(Required task) Gather all lines in the records below that include the word "Liefern".
──────── Input material
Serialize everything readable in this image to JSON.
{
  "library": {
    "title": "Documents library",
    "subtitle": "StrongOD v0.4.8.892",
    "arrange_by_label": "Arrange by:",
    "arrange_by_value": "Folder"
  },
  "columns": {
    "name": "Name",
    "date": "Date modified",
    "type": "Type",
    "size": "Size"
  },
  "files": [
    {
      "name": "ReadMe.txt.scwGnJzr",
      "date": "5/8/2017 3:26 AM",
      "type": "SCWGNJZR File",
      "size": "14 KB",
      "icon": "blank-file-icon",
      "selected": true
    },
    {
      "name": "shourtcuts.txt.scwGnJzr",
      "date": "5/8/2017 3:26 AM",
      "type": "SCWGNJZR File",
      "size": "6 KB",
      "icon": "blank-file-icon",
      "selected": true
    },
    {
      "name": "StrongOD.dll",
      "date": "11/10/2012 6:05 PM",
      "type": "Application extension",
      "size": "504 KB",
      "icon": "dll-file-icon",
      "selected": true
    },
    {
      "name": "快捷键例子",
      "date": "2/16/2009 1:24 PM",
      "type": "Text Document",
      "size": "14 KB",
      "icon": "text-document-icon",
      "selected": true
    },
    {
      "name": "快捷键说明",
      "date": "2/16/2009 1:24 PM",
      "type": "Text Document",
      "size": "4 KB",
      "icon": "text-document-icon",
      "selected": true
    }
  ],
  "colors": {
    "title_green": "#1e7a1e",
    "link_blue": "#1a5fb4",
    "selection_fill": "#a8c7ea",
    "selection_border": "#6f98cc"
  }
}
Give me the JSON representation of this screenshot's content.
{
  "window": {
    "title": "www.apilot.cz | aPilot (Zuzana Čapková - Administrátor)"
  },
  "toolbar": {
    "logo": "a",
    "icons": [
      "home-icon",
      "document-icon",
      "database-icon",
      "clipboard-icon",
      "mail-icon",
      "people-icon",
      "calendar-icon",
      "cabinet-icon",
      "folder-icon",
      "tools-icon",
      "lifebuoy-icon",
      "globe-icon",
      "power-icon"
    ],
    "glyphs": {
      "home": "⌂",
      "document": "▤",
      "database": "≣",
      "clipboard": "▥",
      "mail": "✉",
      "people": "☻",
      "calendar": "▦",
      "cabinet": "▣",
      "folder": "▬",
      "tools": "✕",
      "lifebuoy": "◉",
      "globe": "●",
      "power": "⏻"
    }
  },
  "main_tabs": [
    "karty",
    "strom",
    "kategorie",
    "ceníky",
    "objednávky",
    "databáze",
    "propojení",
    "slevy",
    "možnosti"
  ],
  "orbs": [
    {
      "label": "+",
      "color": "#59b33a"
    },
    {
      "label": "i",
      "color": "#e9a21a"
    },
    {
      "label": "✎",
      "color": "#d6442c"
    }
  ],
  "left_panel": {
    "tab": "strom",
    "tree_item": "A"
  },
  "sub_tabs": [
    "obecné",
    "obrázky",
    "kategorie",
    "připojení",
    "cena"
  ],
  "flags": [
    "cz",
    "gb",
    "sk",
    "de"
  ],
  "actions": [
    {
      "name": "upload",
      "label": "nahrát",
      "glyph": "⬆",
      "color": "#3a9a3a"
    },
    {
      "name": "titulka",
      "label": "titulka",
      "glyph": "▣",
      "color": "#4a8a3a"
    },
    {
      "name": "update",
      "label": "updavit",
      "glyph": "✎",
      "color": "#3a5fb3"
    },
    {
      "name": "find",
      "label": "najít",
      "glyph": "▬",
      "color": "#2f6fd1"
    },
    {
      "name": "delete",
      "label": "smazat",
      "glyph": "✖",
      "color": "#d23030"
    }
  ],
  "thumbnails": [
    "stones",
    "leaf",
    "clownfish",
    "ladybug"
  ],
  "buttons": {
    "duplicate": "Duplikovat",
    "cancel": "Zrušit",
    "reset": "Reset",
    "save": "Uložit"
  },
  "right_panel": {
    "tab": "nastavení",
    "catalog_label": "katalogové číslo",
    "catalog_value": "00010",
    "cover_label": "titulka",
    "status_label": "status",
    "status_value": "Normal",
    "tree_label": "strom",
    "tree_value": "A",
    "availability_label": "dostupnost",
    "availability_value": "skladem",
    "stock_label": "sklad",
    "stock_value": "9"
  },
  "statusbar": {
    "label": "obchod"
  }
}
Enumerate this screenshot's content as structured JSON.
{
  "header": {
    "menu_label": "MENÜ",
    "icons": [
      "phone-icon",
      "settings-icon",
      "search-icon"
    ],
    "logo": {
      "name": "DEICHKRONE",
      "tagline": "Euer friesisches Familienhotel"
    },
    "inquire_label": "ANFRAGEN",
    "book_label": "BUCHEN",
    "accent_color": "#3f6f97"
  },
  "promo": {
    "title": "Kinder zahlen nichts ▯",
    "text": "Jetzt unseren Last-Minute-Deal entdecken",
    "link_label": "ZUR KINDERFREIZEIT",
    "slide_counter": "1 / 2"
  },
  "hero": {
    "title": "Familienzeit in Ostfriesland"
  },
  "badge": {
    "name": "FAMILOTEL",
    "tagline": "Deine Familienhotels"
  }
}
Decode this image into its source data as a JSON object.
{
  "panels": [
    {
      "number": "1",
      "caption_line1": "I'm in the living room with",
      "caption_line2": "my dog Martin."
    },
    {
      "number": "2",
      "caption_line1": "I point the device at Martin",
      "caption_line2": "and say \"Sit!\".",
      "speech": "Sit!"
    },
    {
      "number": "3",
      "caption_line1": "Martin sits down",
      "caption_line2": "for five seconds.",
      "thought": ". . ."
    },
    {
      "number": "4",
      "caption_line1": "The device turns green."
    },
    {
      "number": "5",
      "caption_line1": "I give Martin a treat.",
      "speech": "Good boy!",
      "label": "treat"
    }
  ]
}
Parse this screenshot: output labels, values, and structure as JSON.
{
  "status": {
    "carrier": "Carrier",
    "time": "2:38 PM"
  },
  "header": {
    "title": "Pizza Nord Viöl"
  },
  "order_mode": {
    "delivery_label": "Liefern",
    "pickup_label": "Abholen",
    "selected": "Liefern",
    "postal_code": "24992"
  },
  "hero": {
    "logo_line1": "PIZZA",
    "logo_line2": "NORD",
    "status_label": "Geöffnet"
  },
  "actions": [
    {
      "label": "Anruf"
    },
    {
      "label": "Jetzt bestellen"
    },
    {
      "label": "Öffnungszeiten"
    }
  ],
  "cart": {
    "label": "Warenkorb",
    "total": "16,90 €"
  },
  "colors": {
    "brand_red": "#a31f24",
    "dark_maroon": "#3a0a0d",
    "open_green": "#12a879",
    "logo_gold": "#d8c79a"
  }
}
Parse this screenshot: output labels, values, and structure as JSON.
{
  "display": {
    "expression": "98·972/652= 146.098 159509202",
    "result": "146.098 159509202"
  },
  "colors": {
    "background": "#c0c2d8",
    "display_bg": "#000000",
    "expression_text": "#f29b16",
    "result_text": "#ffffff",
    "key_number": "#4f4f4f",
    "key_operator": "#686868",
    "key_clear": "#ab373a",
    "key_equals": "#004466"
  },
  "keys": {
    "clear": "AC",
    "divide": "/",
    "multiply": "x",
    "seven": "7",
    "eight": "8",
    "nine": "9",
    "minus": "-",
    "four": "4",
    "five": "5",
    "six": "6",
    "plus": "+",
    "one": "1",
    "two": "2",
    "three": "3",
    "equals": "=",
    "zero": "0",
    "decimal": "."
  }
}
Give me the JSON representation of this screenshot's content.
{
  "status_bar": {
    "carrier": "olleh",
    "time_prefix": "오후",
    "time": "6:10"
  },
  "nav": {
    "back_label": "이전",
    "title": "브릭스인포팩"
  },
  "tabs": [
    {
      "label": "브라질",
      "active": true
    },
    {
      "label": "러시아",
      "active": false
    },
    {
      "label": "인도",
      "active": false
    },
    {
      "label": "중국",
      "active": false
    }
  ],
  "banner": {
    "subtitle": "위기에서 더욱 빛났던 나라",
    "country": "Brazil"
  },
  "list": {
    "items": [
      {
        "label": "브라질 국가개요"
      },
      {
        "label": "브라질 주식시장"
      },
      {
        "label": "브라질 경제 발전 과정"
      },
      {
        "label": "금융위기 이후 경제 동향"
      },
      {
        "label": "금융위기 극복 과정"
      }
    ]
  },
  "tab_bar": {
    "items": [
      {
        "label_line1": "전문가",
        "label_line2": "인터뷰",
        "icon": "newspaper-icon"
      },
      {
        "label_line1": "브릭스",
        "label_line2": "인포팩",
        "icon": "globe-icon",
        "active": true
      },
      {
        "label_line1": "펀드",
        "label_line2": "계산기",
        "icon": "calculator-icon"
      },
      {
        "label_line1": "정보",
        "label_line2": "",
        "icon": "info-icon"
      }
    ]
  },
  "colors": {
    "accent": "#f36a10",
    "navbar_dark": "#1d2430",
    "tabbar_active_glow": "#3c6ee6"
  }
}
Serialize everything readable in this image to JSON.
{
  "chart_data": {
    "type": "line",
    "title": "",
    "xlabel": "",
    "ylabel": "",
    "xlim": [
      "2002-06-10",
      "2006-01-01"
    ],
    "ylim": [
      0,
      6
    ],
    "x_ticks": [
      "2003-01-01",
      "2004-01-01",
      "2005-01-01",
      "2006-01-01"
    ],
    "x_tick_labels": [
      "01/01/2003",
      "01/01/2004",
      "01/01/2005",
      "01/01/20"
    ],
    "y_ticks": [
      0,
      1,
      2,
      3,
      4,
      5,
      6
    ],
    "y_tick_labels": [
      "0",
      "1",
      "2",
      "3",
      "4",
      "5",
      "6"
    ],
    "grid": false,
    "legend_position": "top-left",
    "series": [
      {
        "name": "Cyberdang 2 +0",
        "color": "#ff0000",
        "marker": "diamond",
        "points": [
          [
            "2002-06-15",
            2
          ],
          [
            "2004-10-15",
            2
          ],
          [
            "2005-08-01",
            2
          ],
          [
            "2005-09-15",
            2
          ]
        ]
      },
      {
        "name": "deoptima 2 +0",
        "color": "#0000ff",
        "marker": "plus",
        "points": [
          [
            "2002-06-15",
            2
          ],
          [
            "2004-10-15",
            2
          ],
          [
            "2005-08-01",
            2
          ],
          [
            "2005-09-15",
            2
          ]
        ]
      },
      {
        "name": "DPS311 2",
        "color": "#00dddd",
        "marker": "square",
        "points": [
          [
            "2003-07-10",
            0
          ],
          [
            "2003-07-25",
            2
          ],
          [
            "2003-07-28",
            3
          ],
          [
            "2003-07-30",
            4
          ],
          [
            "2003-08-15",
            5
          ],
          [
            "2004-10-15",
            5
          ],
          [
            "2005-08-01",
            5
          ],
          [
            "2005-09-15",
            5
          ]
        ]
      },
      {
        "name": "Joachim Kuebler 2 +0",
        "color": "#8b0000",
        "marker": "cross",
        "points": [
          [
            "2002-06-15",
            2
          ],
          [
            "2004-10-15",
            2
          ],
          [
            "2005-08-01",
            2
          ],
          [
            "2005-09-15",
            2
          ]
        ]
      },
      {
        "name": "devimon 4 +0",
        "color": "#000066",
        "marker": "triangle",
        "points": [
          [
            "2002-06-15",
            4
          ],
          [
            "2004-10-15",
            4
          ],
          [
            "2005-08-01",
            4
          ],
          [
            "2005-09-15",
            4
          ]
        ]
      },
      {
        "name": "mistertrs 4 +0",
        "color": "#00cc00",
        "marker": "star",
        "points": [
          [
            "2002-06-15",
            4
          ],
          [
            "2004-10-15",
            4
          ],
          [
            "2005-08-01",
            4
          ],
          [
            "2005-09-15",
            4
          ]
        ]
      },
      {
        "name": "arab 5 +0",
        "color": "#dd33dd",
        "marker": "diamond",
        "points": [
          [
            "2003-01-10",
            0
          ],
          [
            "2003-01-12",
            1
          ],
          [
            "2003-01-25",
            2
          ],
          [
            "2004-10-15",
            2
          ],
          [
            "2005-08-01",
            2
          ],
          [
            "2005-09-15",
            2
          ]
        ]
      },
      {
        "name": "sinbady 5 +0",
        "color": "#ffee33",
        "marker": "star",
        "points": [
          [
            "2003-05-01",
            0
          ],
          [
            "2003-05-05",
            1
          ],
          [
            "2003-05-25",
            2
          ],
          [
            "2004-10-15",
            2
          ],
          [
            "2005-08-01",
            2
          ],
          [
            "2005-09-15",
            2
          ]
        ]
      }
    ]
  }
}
────────────────
(Response to this exercise)
    "delivery_label": "Liefern",
    "selected": "Liefern",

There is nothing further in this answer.